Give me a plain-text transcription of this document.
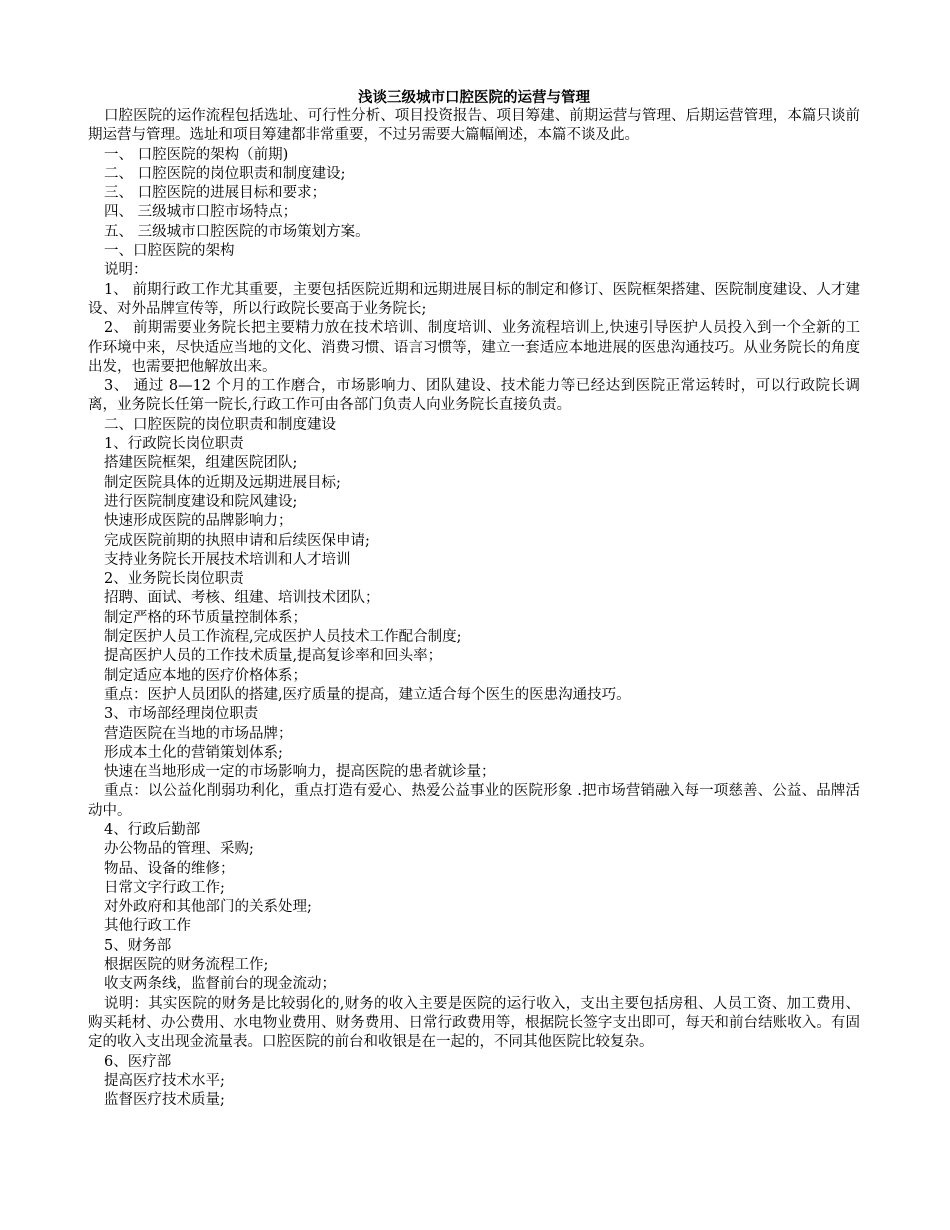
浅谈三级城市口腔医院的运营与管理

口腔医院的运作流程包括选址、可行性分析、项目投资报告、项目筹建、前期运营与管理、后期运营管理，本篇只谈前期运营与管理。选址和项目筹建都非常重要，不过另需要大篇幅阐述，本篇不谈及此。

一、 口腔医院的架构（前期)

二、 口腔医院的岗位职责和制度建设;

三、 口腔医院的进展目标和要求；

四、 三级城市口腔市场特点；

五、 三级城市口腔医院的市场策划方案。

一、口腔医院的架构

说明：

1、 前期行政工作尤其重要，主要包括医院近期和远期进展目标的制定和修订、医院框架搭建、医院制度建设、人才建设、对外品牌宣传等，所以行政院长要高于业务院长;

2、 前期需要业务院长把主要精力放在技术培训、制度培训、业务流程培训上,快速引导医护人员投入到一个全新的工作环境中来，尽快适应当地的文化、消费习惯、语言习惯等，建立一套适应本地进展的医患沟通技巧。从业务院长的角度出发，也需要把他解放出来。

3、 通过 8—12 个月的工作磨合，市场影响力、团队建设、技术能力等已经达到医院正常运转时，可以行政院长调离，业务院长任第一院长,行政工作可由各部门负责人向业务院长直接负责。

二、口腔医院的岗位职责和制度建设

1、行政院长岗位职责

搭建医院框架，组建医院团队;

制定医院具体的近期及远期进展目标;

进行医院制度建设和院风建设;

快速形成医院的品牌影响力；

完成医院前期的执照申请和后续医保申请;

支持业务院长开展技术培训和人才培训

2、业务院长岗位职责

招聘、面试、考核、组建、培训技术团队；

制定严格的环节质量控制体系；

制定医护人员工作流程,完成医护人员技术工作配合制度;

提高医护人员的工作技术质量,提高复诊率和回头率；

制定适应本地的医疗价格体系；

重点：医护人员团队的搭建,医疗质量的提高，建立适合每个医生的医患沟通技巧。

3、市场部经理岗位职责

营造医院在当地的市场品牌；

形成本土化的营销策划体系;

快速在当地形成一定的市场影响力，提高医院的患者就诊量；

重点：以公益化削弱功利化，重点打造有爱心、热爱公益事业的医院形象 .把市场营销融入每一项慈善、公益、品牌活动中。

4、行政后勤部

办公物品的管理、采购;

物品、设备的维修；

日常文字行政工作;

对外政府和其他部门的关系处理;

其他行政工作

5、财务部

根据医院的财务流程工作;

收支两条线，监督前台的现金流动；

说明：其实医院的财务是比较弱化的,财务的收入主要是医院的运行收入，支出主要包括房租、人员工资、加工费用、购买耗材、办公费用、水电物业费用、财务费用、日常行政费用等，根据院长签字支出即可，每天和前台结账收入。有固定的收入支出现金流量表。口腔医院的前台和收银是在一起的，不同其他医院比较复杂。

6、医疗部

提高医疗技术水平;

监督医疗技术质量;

--

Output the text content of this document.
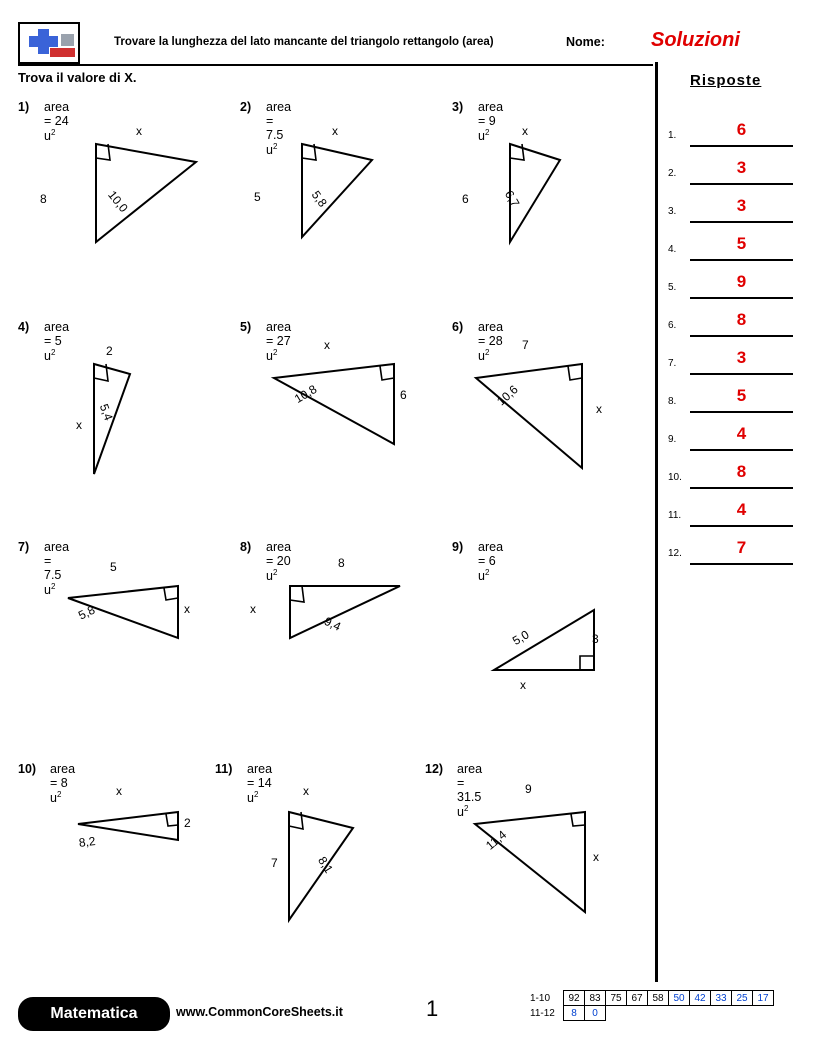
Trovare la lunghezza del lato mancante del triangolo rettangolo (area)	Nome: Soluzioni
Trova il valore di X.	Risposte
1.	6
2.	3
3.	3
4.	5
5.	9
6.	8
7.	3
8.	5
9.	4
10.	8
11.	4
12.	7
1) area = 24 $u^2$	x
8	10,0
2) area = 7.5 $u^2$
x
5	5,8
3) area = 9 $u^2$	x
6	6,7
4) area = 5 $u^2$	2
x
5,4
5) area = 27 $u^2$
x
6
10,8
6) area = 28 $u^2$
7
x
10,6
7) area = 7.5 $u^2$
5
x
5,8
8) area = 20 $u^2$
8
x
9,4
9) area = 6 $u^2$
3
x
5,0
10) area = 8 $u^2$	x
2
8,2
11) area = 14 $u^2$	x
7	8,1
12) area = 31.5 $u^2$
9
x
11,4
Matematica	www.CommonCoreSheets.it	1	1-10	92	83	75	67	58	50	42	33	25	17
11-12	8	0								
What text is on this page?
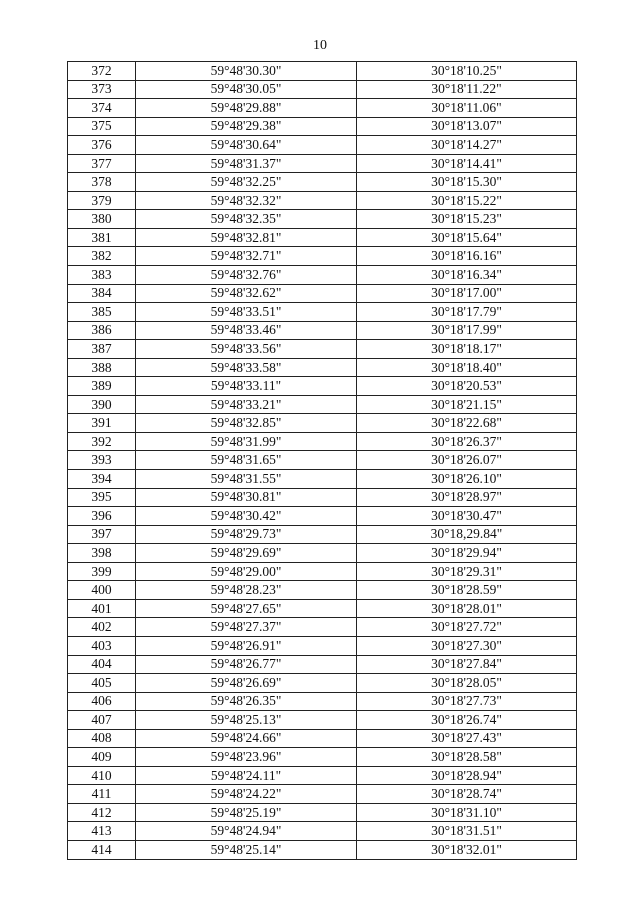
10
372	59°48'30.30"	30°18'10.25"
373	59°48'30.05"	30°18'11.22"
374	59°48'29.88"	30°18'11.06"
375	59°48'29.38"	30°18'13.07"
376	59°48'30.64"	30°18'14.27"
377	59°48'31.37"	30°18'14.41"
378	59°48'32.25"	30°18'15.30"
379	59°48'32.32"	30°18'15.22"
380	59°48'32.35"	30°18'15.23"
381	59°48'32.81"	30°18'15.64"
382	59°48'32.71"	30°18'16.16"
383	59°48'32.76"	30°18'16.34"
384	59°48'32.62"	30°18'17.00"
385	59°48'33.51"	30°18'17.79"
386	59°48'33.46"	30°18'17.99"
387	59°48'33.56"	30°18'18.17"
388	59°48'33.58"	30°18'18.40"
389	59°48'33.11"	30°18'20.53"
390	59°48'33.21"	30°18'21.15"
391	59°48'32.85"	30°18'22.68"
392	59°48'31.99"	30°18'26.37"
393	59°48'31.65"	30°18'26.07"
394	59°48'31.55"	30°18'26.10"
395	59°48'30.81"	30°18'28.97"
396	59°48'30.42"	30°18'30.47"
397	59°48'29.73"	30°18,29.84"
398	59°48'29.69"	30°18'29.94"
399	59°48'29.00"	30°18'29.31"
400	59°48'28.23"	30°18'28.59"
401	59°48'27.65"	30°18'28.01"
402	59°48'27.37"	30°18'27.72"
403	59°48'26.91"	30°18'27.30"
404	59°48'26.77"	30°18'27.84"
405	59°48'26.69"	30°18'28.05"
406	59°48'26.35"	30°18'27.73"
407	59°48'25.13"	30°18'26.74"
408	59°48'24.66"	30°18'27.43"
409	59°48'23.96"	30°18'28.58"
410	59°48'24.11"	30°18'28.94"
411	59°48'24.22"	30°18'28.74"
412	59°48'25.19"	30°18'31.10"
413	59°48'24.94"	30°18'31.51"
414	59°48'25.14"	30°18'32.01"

● **Given exercise**: How many lines in the listing contain "text"? Answer with the number alone.

● **Solution to the problem**: 3